**WHAT IS NEEDED**
Can you rewrite all of the data below with every "element" replaced by "item", everything else unchanged and the pictures left out?

**Dataset records**
* * * * * * * * *
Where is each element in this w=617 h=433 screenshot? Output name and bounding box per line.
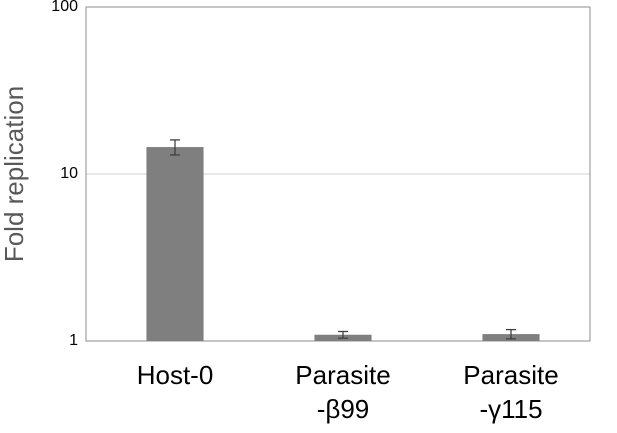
x-tick-label: Parasite -β99	[295, 360, 390, 424]
x-tick-label: Host-0	[137, 360, 214, 390]
y-axis-label: Fold replication	[0, 86, 29, 262]
bar	[146, 147, 204, 341]
error-bar	[506, 328, 516, 340]
error-bar	[338, 330, 348, 339]
y-tick-label: 10	[60, 165, 78, 182]
x-tick-label: Parasite -γ115	[463, 360, 558, 424]
y-tick-label: 1	[69, 332, 78, 349]
error-bar	[170, 139, 180, 156]
y-tick-label: 100	[51, 0, 78, 15]
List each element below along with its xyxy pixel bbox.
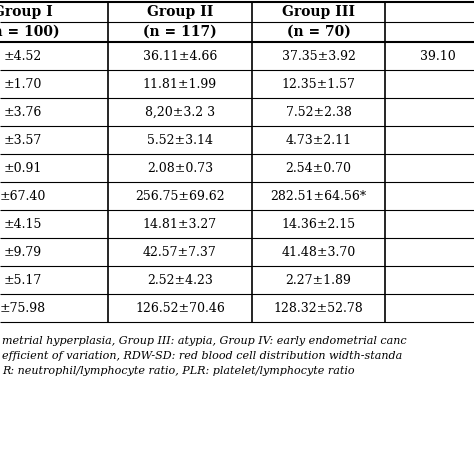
Text: 282.51±64.56*: 282.51±64.56* [271,190,366,202]
Text: ±9.79: ±9.79 [4,246,42,258]
Text: 42.57±7.37: 42.57±7.37 [143,246,217,258]
Text: 8,20±3.2 3: 8,20±3.2 3 [145,106,215,118]
Text: ±75.98: ±75.98 [0,301,46,315]
Text: 128.32±52.78: 128.32±52.78 [273,301,364,315]
Text: efficient of variation, RDW-SD: red blood cell distribution width-standa: efficient of variation, RDW-SD: red bloo… [2,351,402,361]
Text: metrial hyperplasia, Group III: atypia, Group IV: early endometrial canc: metrial hyperplasia, Group III: atypia, … [2,336,407,346]
Text: (n = 117): (n = 117) [143,25,217,39]
Text: (n = 70): (n = 70) [287,25,350,39]
Text: 39.10: 39.10 [419,49,456,63]
Text: 256.75±69.62: 256.75±69.62 [135,190,225,202]
Text: 12.35±1.57: 12.35±1.57 [282,78,356,91]
Text: 37.35±3.92: 37.35±3.92 [282,49,356,63]
Text: Group I: Group I [0,5,53,19]
Text: 126.52±70.46: 126.52±70.46 [135,301,225,315]
Text: ±67.40: ±67.40 [0,190,46,202]
Text: 14.36±2.15: 14.36±2.15 [282,218,356,230]
Text: ±3.57: ±3.57 [4,134,42,146]
Text: 5.52±3.14: 5.52±3.14 [147,134,213,146]
Text: 2.52±4.23: 2.52±4.23 [147,273,213,286]
Text: ±4.15: ±4.15 [4,218,42,230]
Text: 41.48±3.70: 41.48±3.70 [282,246,356,258]
Text: 2.54±0.70: 2.54±0.70 [285,162,352,174]
Text: 2.27±1.89: 2.27±1.89 [285,273,351,286]
Text: ±4.52: ±4.52 [4,49,42,63]
Text: 2.08±0.73: 2.08±0.73 [147,162,213,174]
Text: ±5.17: ±5.17 [4,273,42,286]
Text: ±1.70: ±1.70 [4,78,42,91]
Text: (n = 100): (n = 100) [0,25,60,39]
Text: 7.52±2.38: 7.52±2.38 [285,106,351,118]
Text: 14.81±3.27: 14.81±3.27 [143,218,217,230]
Text: R: neutrophil/lymphocyte ratio, PLR: platelet/lymphocyte ratio: R: neutrophil/lymphocyte ratio, PLR: pla… [2,366,355,376]
Text: ±3.76: ±3.76 [4,106,42,118]
Text: ±0.91: ±0.91 [4,162,42,174]
Text: Group II: Group II [147,5,213,19]
Text: 4.73±2.11: 4.73±2.11 [285,134,352,146]
Text: 11.81±1.99: 11.81±1.99 [143,78,217,91]
Text: Group III: Group III [282,5,355,19]
Text: 36.11±4.66: 36.11±4.66 [143,49,217,63]
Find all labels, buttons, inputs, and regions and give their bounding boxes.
* * * * * * * * *
**EXERCISE OUTPUT**
Where is each item in this w=617 h=433 screenshot? Output name and bounding box per line.
x-tick-label: Parasite -β99	[295, 360, 390, 424]
x-tick-label: Host-0	[137, 360, 214, 390]
y-axis-label: Fold replication	[0, 86, 29, 262]
bar	[146, 147, 204, 341]
error-bar	[506, 328, 516, 340]
error-bar	[338, 330, 348, 339]
y-tick-label: 10	[60, 165, 78, 182]
x-tick-label: Parasite -γ115	[463, 360, 558, 424]
y-tick-label: 1	[69, 332, 78, 349]
error-bar	[170, 139, 180, 156]
y-tick-label: 100	[51, 0, 78, 15]
List each item below along with its xyxy pixel bbox.
Text: 282.51±64.56*: 282.51±64.56* [271,190,366,202]
Text: ±9.79: ±9.79 [4,246,42,258]
Text: 42.57±7.37: 42.57±7.37 [143,246,217,258]
Text: 8,20±3.2 3: 8,20±3.2 3 [145,106,215,118]
Text: ±75.98: ±75.98 [0,301,46,315]
Text: 128.32±52.78: 128.32±52.78 [273,301,364,315]
Text: efficient of variation, RDW-SD: red blood cell distribution width-standa: efficient of variation, RDW-SD: red bloo… [2,351,402,361]
Text: metrial hyperplasia, Group III: atypia, Group IV: early endometrial canc: metrial hyperplasia, Group III: atypia, … [2,336,407,346]
Text: (n = 117): (n = 117) [143,25,217,39]
Text: (n = 70): (n = 70) [287,25,350,39]
Text: 39.10: 39.10 [419,49,456,63]
Text: 256.75±69.62: 256.75±69.62 [135,190,225,202]
Text: 12.35±1.57: 12.35±1.57 [282,78,356,91]
Text: 37.35±3.92: 37.35±3.92 [282,49,356,63]
Text: Group I: Group I [0,5,53,19]
Text: 126.52±70.46: 126.52±70.46 [135,301,225,315]
Text: ±67.40: ±67.40 [0,190,46,202]
Text: 14.36±2.15: 14.36±2.15 [282,218,356,230]
Text: ±3.57: ±3.57 [4,134,42,146]
Text: 5.52±3.14: 5.52±3.14 [147,134,213,146]
Text: 2.52±4.23: 2.52±4.23 [147,273,213,286]
Text: ±4.15: ±4.15 [4,218,42,230]
Text: 41.48±3.70: 41.48±3.70 [282,246,356,258]
Text: 2.54±0.70: 2.54±0.70 [285,162,352,174]
Text: 2.27±1.89: 2.27±1.89 [285,273,351,286]
Text: ±4.52: ±4.52 [4,49,42,63]
Text: 2.08±0.73: 2.08±0.73 [147,162,213,174]
Text: ±5.17: ±5.17 [4,273,42,286]
Text: ±1.70: ±1.70 [4,78,42,91]
Text: (n = 100): (n = 100) [0,25,60,39]
Text: 7.52±2.38: 7.52±2.38 [285,106,351,118]
Text: 14.81±3.27: 14.81±3.27 [143,218,217,230]
Text: R: neutrophil/lymphocyte ratio, PLR: platelet/lymphocyte ratio: R: neutrophil/lymphocyte ratio, PLR: pla… [2,366,355,376]
Text: ±3.76: ±3.76 [4,106,42,118]
Text: ±0.91: ±0.91 [4,162,42,174]
Text: Group II: Group II [147,5,213,19]
Text: 4.73±2.11: 4.73±2.11 [285,134,352,146]
Text: 11.81±1.99: 11.81±1.99 [143,78,217,91]
Text: Group III: Group III [282,5,355,19]
Text: 36.11±4.66: 36.11±4.66 [143,49,217,63]
Find all labels, buttons, inputs, and regions and give their bounding boxes.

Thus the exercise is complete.